>>

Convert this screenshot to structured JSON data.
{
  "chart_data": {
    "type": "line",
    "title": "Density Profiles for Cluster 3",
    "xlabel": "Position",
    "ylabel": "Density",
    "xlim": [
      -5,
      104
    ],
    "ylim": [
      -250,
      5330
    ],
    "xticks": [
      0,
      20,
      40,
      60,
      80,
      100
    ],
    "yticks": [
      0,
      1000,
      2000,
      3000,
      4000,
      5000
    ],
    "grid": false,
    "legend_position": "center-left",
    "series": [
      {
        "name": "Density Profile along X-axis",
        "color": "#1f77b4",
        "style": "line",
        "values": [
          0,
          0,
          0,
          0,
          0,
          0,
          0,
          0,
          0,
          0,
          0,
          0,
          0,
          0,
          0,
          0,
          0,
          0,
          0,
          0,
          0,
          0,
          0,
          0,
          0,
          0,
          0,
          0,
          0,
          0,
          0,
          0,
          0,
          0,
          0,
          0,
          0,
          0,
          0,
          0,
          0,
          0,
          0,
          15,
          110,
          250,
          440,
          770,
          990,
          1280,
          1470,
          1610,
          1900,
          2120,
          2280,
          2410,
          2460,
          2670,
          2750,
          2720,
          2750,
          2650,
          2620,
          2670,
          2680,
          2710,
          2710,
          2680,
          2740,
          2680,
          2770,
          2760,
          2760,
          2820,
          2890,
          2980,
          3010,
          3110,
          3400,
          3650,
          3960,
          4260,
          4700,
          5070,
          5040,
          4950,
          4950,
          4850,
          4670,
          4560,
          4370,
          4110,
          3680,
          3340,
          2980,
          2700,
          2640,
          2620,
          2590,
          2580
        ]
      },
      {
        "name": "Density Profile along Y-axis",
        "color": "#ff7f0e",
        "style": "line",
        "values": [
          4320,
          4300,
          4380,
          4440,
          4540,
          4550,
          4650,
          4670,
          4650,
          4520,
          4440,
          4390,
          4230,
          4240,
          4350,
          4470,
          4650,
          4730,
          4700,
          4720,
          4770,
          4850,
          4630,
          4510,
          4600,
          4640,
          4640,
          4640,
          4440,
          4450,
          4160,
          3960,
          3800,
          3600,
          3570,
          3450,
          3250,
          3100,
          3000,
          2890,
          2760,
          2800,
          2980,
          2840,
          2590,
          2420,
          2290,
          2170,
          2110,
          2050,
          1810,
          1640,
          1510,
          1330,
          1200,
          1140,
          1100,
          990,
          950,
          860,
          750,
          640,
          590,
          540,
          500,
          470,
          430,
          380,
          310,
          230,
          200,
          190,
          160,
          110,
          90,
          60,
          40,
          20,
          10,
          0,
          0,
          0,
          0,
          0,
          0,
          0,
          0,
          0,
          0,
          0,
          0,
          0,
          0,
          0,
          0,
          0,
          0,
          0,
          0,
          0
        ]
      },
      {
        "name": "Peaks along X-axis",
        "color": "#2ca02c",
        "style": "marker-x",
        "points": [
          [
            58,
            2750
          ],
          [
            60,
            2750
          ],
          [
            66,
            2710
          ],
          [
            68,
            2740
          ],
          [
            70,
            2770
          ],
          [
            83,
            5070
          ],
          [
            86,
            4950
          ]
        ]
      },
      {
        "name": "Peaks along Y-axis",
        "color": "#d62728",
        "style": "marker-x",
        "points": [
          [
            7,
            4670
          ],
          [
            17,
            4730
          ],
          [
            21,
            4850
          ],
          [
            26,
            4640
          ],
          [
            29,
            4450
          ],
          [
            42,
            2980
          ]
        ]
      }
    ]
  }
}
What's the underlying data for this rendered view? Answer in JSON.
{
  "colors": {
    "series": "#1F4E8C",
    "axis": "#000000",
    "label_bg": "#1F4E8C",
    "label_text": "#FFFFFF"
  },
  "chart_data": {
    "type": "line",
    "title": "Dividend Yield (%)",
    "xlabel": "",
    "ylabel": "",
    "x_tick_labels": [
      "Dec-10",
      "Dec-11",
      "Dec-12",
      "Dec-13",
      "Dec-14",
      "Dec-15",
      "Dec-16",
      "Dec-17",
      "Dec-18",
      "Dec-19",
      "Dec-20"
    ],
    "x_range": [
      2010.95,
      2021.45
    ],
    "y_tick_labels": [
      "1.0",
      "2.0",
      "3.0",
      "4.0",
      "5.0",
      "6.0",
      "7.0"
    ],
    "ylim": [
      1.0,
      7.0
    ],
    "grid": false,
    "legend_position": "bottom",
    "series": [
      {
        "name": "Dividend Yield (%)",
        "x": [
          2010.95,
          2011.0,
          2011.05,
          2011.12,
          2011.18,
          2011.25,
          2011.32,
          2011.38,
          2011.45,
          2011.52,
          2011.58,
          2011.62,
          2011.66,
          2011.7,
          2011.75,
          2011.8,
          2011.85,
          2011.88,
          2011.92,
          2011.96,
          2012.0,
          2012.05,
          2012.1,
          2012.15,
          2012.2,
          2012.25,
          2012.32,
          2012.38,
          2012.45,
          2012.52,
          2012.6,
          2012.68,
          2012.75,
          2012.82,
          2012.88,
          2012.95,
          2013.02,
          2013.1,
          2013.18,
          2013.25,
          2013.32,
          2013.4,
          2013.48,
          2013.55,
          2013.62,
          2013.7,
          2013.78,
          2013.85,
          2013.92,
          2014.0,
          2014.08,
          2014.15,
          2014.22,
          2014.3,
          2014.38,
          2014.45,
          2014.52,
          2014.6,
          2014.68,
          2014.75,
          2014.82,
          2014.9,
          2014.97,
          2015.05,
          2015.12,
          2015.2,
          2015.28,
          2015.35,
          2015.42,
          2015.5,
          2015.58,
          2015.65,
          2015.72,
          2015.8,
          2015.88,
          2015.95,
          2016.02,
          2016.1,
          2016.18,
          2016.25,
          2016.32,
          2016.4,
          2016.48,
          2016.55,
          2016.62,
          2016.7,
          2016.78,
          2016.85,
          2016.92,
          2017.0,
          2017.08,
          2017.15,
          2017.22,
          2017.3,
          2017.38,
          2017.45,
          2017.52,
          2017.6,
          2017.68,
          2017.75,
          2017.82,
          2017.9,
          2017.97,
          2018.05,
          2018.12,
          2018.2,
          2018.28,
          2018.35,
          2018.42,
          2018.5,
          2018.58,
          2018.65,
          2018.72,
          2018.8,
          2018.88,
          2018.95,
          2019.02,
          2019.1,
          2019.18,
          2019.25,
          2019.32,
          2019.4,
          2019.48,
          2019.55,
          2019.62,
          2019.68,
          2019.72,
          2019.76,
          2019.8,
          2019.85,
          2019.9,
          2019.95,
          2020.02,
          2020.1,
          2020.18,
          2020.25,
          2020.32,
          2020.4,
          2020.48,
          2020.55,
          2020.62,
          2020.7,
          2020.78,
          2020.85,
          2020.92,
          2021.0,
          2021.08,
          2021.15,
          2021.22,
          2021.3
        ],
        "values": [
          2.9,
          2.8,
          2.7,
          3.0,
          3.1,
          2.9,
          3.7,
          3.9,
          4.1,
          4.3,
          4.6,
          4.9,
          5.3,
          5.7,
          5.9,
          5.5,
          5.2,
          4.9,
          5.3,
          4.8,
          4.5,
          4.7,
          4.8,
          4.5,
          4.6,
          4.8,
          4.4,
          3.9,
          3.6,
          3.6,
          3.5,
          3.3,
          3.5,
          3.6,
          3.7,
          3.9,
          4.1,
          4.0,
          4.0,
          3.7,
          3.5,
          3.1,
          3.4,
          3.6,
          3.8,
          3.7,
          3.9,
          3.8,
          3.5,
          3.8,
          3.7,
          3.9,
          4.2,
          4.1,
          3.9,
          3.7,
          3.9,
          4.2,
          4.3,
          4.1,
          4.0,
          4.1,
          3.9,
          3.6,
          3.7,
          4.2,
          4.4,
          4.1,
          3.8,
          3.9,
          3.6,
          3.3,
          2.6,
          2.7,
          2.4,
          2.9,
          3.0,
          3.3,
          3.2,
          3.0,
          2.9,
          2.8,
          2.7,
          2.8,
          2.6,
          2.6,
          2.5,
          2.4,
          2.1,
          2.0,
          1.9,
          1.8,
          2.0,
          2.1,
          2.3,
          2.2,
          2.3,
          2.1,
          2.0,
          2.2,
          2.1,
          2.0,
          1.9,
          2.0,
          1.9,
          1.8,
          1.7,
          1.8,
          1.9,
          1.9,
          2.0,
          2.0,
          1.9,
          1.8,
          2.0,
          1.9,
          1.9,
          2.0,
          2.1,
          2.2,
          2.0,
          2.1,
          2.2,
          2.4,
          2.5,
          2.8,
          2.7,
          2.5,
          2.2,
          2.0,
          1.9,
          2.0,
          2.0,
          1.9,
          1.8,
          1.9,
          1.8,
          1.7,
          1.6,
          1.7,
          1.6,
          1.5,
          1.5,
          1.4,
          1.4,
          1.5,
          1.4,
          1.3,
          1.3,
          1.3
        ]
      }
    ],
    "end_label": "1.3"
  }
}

<<

_Work to be completed_. Check every line of the material for the string "Peaks" and give the number of lines that have it, without anything else.

_Result_. 2